▼▼▼

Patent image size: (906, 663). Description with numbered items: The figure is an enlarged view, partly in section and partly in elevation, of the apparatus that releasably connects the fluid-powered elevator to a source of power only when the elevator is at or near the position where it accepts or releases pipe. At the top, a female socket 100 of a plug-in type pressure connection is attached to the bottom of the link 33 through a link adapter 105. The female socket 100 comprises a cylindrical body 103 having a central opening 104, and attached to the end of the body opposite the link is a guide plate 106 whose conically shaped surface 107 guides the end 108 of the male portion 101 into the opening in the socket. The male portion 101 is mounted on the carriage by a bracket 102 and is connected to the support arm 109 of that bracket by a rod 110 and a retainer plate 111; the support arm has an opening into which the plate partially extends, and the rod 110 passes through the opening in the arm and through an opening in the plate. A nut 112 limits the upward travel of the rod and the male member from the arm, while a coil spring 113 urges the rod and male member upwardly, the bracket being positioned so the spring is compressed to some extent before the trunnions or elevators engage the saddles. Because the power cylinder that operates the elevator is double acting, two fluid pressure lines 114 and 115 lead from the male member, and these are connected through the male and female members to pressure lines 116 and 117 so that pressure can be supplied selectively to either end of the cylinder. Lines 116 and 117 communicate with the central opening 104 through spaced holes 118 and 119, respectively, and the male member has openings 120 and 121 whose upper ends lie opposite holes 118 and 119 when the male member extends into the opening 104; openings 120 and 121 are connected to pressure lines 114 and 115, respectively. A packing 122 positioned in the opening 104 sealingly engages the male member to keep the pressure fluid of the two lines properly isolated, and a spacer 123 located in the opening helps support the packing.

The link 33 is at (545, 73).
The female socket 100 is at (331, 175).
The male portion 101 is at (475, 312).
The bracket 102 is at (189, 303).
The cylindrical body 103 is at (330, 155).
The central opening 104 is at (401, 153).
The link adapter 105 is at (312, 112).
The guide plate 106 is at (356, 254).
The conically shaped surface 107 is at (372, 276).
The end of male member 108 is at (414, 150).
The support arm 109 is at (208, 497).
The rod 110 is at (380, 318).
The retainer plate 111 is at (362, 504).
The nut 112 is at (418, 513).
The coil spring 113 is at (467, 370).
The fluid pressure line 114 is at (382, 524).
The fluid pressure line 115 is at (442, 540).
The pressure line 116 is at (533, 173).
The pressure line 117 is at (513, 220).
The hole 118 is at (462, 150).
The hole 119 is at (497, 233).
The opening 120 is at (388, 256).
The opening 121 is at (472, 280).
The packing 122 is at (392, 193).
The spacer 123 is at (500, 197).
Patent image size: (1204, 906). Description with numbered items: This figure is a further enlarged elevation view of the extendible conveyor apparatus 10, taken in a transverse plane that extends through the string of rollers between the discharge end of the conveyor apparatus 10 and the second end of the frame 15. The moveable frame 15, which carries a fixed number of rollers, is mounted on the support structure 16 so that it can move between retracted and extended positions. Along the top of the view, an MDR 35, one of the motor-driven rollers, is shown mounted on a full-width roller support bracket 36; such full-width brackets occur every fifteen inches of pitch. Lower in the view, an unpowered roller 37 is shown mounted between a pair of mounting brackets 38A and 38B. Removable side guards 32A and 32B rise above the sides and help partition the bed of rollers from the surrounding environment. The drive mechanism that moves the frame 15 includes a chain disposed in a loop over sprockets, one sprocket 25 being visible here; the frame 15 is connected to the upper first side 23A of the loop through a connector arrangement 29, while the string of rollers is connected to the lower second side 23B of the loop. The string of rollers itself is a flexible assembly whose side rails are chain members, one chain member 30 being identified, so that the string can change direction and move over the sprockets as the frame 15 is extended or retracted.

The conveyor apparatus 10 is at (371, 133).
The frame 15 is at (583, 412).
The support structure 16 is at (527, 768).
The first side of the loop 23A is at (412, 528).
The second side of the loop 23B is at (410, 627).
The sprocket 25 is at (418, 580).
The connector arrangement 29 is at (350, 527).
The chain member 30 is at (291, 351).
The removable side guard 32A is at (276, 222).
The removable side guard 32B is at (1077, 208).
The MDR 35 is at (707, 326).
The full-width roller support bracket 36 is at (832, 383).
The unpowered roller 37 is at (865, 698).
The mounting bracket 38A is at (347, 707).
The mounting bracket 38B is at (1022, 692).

▲▲▲

Exercise goal – Reproduce the entire listing above word for word, from its first line to its last.

Expected output –
Patent image size: (906, 663). Description with numbered items: The figure is an enlarged view, partly in section and partly in elevation, of the apparatus that releasably connects the fluid-powered elevator to a source of power only when the elevator is at or near the position where it accepts or releases pipe. At the top, a female socket 100 of a plug-in type pressure connection is attached to the bottom of the link 33 through a link adapter 105. The female socket 100 comprises a cylindrical body 103 having a central opening 104, and attached to the end of the body opposite the link is a guide plate 106 whose conically shaped surface 107 guides the end 108 of the male portion 101 into the opening in the socket. The male portion 101 is mounted on the carriage by a bracket 102 and is connected to the support arm 109 of that bracket by a rod 110 and a retainer plate 111; the support arm has an opening into which the plate partially extends, and the rod 110 passes through the opening in the arm and through an opening in the plate. A nut 112 limits the upward travel of the rod and the male member from the arm, while a coil spring 113 urges the rod and male member upwardly, the bracket being positioned so the spring is compressed to some extent before the trunnions or elevators engage the saddles. Because the power cylinder that operates the elevator is double acting, two fluid pressure lines 114 and 115 lead from the male member, and these are connected through the male and female members to pressure lines 116 and 117 so that pressure can be supplied selectively to either end of the cylinder. Lines 116 and 117 communicate with the central opening 104 through spaced holes 118 and 119, respectively, and the male member has openings 120 and 121 whose upper ends lie opposite holes 118 and 119 when the male member extends into the opening 104; openings 120 and 121 are connected to pressure lines 114 and 115, respectively. A packing 122 positioned in the opening 104 sealingly engages the male member to keep the pressure fluid of the two lines properly isolated, and a spacer 123 located in the opening helps support the packing.

The link 33 is at (545, 73).
The female socket 100 is at (331, 175).
The male portion 101 is at (475, 312).
The bracket 102 is at (189, 303).
The cylindrical body 103 is at (330, 155).
The central opening 104 is at (401, 153).
The link adapter 105 is at (312, 112).
The guide plate 106 is at (356, 254).
The conically shaped surface 107 is at (372, 276).
The end of male member 108 is at (414, 150).
The support arm 109 is at (208, 497).
The rod 110 is at (380, 318).
The retainer plate 111 is at (362, 504).
The nut 112 is at (418, 513).
The coil spring 113 is at (467, 370).
The fluid pressure line 114 is at (382, 524).
The fluid pressure line 115 is at (442, 540).
The pressure line 116 is at (533, 173).
The pressure line 117 is at (513, 220).
The hole 118 is at (462, 150).
The hole 119 is at (497, 233).
The opening 120 is at (388, 256).
The opening 121 is at (472, 280).
The packing 122 is at (392, 193).
The spacer 123 is at (500, 197).
Patent image size: (1204, 906). Description with numbered items: This figure is a further enlarged elevation view of the extendible conveyor apparatus 10, taken in a transverse plane that extends through the string of rollers between the discharge end of the conveyor apparatus 10 and the second end of the frame 15. The moveable frame 15, which carries a fixed number of rollers, is mounted on the support structure 16 so that it can move between retracted and extended positions. Along the top of the view, an MDR 35, one of the motor-driven rollers, is shown mounted on a full-width roller support bracket 36; such full-width brackets occur every fifteen inches of pitch. Lower in the view, an unpowered roller 37 is shown mounted between a pair of mounting brackets 38A and 38B. Removable side guards 32A and 32B rise above the sides and help partition the bed of rollers from the surrounding environment. The drive mechanism that moves the frame 15 includes a chain disposed in a loop over sprockets, one sprocket 25 being visible here; the frame 15 is connected to the upper first side 23A of the loop through a connector arrangement 29, while the string of rollers is connected to the lower second side 23B of the loop. The string of rollers itself is a flexible assembly whose side rails are chain members, one chain member 30 being identified, so that the string can change direction and move over the sprockets as the frame 15 is extended or retracted.

The conveyor apparatus 10 is at (371, 133).
The frame 15 is at (583, 412).
The support structure 16 is at (527, 768).
The first side of the loop 23A is at (412, 528).
The second side of the loop 23B is at (410, 627).
The sprocket 25 is at (418, 580).
The connector arrangement 29 is at (350, 527).
The chain member 30 is at (291, 351).
The removable side guard 32A is at (276, 222).
The removable side guard 32B is at (1077, 208).
The MDR 35 is at (707, 326).
The full-width roller support bracket 36 is at (832, 383).
The unpowered roller 37 is at (865, 698).
The mounting bracket 38A is at (347, 707).
The mounting bracket 38B is at (1022, 692).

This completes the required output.